::: Excerpted passage

One of the most popular players in team history is signed on this day in 1964 when scout Roy Parlee gets the signature of 19-year-old lefthanded pitcher Tug McGraw on a contract.
Once a starter, McGraw carved out his niche as a reliever with the Mets. McGraw filled in when Jerry Koosman was injured in May of 1969, but returned to the pen with the latter returned. With a rotation that also included Tom Seaver, Don Cardwell, Jim McAndrew and at times Nolan Ryan, there was no place for McGraw.
McGraw, the last player to play for Casey Stengel, pitched in the NLCS against Atlanta, but did not pitch in the World Series against Baltimore. However, his role now set, McGraw emerged as a premier closer in the early 1970s, and was an emotional leader who coined the “Ya Gotta Believe,’’ slogan for the 1973 pennant-winning Mets.
In December of 1974, the Mets dealt McGraw to Philadelphia in a package deal that saw pitcher Mac Scarce, outfielder Del Unser and catcher John Stearns come to New York.
McGraw continued on as a top reliever and was a central figure during the Phillies’ 1980 World Series season.

::::::
::: Data

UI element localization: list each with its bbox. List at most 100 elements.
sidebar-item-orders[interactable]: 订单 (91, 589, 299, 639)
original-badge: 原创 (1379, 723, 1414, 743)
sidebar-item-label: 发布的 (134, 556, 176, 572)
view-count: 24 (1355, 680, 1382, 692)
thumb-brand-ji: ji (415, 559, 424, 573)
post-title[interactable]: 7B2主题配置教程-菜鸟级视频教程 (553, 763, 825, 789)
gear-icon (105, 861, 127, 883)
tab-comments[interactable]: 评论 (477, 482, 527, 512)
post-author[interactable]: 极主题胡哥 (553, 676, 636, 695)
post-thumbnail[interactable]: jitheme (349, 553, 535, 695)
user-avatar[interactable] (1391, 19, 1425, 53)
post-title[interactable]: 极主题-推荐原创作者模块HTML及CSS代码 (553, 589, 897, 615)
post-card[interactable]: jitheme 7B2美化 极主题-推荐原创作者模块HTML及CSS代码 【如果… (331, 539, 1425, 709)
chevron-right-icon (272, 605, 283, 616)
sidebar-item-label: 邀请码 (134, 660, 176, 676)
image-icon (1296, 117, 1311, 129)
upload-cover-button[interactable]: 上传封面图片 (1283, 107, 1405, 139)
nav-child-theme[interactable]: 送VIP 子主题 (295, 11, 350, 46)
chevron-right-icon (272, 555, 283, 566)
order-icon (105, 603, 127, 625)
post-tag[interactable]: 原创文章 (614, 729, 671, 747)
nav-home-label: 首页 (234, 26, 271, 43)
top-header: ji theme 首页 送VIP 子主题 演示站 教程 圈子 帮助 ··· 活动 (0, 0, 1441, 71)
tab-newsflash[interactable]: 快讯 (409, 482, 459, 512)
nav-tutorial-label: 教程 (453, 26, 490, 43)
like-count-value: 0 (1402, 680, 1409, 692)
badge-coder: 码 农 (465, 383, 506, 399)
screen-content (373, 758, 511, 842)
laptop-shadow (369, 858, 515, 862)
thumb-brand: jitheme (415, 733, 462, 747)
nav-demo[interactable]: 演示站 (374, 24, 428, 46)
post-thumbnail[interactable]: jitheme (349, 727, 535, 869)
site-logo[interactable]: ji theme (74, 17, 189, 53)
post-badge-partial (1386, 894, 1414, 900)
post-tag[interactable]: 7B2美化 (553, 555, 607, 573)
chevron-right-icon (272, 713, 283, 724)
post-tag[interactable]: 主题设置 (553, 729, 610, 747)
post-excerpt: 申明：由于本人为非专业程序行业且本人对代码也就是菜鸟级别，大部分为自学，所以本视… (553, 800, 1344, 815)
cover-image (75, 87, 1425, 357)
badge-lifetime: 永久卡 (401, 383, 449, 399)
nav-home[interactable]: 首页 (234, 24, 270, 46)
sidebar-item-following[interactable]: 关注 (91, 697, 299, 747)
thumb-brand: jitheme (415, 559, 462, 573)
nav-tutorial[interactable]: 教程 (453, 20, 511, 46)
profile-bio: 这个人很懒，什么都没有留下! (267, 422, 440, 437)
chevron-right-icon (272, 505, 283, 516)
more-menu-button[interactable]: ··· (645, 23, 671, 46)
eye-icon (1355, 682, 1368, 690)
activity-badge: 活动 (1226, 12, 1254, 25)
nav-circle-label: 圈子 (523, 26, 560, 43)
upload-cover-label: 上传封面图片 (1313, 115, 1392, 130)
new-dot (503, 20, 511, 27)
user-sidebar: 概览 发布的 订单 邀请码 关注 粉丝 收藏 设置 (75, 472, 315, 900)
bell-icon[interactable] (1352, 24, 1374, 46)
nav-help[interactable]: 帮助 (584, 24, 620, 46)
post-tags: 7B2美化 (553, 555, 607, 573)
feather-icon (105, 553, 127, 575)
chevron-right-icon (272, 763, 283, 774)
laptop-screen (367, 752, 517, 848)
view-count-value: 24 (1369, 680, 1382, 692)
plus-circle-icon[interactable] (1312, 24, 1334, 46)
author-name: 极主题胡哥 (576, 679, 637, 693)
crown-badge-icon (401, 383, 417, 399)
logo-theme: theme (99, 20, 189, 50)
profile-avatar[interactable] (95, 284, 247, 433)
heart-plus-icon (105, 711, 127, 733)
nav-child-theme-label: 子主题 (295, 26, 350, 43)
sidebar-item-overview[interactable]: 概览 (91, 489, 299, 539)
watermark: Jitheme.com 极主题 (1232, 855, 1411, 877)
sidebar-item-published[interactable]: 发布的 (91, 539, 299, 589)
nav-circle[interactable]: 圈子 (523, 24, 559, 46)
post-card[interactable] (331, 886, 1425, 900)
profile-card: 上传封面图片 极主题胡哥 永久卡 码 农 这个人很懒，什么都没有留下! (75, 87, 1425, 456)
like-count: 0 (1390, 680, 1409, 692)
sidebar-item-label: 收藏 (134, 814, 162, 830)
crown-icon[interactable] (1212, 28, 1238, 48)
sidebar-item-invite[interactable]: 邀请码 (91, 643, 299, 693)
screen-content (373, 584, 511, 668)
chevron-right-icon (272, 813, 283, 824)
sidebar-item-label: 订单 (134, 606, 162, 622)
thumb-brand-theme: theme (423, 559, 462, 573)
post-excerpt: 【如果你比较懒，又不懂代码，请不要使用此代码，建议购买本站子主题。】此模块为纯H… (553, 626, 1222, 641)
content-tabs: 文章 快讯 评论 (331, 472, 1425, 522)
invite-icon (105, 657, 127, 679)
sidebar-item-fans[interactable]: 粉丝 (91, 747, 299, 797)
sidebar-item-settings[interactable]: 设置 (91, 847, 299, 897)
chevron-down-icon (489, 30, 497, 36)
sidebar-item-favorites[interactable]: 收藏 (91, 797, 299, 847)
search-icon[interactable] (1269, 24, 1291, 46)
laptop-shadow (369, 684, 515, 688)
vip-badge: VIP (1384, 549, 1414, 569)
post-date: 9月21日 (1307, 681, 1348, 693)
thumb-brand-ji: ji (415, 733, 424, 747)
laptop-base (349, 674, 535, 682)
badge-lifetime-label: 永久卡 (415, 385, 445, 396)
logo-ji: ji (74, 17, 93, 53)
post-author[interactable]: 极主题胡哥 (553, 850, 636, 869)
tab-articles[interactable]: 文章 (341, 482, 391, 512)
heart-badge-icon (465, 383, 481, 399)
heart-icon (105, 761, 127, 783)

::::::

_Actions to take_
a) In the passage about Tug McGraw, which scout signed him to his contract?
b) Carry the passage about Tug McGraw forward from its last sentence.
The rows have nothing to do with this work.

_Your written answers_
a) Roy Parlee

b)
When asked what he spent his money on during the World Series, McGraw answered: “Ninety percent I’ll spend on good times, women and Irish whiskey. The other ten percent I’ll probably waste.’’
McGraw was always a popular visitor to Shea Stadium after his retirement, although he worked for the Phillies as a guest instructor during spring training, when he was hospitalized with a brain tumor in 2003. Less than a year later, he died.
The Mets wore a “Ya Gotta Believe,’’ arm patch in honor of McGraw during the 2004 season, and McGraw’s son Tim, a country music star, recorded the song, “Live Like You Were Dying,’’ later that year.
Tim McGraw spread his father’s ashes on the pitcher’s mound at Citizen’s Bank Park prior to Game 3 of the 2008 World Series.